• **TEXT SECTION**:
====
In its own way, WandaVision was a rumination on fandoms too. In its final episode, the Matt Shakman-directed series absorbed the many expectations fans have for the MCU and flipped the channel. A Patrick Stewart cameo? Didn't happen. Was Doctor Strange involved? He wasn't. Mephisto ... who?
Shot like a movie (the early presence of a live studio audience aside), WandaVision aired on a strict schedule with no delays. This eliminated room for the audience and WandaVision's writers to develop an organic relationship, a well-known phenomenon of TV before seasons got dumped on streamers. And yet, WandaVision knew. Showrunner Jac Schaeffer and her team knew we would theorize the Hex out of WandaVision. For weeks, speculation ran the gamut of Doctor Strange to Mephisto to the X-Men. The finale did not deliver on any of those fronts.
And WandaVision never promised that it would.
Expectations vs. Reality
It's premature to know the general consensus on WandaVision. Right now, writing these words, it's 1:05 p.m. on the Friday of the finale's release. By Monday, fans may crown WandaVision the zenith of the MCU, or curse it as a waste of nine weeks. A glance on Twitter reveals a lot of favorable feelings towards the finale, but there are still those bitter who didn't get the fan theories they dreamed up come true.
But WandaVision never promised "surprises." Bettany's trolling aside, what WandaVision promoted since the beginning was an exploration of nostalgia as a coping mechanism for pain, grief, and loss. It was not a teaser for a new X-Men movie (even if it was designed to set up Doctor Strange and the Multiverse of Madness).
It's even in the trailer, in the form of The Platters' 1958 cover of Les Brown's "Twilight Time." The lyrics tell of an eerie yearning for an absent spouse. The potent power of nostalgia and the promise of an impossible, pleasant dream — one that can't happen in reality, at least for now — is the same electricity that sparks WandaVision:
"Deep in the dark your kiss will thrill me // Like days of old // Lighting the spark of love that fills me // With dreams untold // Each day I pray for evening just to be with you // Together at last at twilight time"
====
• **SUPPLIED DATA**:
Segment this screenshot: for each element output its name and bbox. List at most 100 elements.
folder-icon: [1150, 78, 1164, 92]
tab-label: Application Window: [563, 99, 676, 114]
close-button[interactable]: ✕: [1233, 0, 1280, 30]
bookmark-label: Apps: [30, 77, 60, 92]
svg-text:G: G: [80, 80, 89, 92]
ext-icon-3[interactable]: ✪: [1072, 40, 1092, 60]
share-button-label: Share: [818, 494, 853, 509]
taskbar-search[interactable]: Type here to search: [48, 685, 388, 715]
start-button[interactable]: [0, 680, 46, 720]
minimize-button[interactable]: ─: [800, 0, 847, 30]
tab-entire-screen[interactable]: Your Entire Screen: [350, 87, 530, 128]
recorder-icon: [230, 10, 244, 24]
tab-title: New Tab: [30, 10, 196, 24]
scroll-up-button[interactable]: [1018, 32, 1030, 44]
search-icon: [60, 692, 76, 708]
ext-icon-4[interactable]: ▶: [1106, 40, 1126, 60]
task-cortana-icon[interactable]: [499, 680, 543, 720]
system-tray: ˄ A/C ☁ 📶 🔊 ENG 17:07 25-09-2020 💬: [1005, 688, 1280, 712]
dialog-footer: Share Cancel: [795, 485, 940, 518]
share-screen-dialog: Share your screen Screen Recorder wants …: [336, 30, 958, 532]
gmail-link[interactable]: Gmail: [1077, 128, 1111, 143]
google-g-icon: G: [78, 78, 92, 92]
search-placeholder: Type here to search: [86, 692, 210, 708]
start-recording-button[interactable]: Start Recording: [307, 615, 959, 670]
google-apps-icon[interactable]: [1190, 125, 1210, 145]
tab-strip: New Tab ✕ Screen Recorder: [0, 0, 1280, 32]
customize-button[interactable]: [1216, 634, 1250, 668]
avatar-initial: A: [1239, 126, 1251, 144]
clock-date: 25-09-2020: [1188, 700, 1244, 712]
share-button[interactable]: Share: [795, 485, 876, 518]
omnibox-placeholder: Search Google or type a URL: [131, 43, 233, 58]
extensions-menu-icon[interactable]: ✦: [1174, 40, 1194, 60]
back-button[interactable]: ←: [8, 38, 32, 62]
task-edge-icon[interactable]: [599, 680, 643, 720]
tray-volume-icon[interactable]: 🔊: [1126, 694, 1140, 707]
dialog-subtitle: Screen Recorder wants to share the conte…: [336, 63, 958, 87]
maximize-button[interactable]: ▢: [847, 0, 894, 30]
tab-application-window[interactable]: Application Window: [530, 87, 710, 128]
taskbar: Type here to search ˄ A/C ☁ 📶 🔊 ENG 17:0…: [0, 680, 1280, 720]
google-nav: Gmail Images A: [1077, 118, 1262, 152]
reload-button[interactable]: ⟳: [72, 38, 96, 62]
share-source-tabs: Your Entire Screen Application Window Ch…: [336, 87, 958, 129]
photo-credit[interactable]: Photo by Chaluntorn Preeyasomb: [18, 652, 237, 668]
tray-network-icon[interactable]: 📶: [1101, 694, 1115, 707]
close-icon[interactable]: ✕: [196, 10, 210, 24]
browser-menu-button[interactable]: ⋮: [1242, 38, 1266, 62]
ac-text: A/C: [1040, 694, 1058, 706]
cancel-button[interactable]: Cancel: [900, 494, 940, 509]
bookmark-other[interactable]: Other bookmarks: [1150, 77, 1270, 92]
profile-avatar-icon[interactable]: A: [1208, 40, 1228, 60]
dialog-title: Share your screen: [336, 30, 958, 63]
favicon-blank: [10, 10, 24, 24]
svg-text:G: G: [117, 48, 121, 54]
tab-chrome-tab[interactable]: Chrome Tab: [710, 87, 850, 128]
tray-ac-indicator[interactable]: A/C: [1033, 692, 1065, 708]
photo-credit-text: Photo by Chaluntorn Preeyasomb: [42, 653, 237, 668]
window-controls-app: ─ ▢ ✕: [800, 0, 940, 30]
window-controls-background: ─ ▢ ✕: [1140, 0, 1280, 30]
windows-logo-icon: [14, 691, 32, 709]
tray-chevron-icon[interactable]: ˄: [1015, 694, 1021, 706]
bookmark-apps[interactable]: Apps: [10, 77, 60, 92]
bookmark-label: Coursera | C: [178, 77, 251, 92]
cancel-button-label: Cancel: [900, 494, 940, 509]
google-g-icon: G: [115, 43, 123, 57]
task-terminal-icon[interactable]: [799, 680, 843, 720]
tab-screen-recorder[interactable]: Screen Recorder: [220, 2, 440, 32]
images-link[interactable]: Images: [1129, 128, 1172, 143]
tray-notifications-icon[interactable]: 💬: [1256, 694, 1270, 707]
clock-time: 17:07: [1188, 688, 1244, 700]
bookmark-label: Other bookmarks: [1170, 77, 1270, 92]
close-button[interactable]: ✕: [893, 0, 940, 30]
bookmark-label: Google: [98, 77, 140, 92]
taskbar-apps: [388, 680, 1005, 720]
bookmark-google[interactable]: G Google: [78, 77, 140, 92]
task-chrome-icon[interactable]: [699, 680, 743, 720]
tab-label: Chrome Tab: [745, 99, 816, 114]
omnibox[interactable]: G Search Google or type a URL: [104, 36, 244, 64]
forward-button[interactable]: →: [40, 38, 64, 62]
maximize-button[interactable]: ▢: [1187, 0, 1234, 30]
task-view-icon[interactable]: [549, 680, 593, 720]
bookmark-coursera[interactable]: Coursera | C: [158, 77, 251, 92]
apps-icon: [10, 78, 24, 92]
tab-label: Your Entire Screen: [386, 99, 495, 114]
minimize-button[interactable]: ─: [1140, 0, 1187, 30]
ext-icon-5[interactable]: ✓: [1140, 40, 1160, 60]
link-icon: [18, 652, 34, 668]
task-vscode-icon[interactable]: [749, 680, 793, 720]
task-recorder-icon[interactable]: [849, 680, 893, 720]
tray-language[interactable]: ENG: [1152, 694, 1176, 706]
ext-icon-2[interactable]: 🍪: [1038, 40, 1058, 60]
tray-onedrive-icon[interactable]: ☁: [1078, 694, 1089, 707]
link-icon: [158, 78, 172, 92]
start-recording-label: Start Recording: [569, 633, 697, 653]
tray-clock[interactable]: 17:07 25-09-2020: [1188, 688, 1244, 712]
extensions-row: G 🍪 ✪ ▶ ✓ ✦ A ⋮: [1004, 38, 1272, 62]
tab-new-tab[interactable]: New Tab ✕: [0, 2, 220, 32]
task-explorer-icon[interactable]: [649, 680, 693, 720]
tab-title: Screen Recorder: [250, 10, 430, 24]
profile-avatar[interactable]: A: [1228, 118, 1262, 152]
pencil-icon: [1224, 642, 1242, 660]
====
• **ASSIGNED TASK**:
Continue the WandaVision essay on fan expectations, picking up after the quoted "Twilight Time" lyrics.

• **YOUR RESPONSE**:
Did Marvel court the theories? Sure. Look no further than the way the studio announced WandaVision at Comic-Con in 2019 in the same breath as Doctor Strange in the Multiverse of Madness, with Olsen and Benedict Cumberbatch together on stage. It's an extravagant reveal designed to generate excitement.
But that's the frosting. WandaVision lived and died by the cake.
For nine episodes, it told the exact story it wanted to tell. A love letter to bygone television made elegiac by its central character's sorrow, WandaVision used its grieving protagonist to give us, the audience, seven words that sound like oxygen. Spoken by Vision, "What is grief if not love persevering?" is our collective pain given meaning as we keep surviving a pandemic.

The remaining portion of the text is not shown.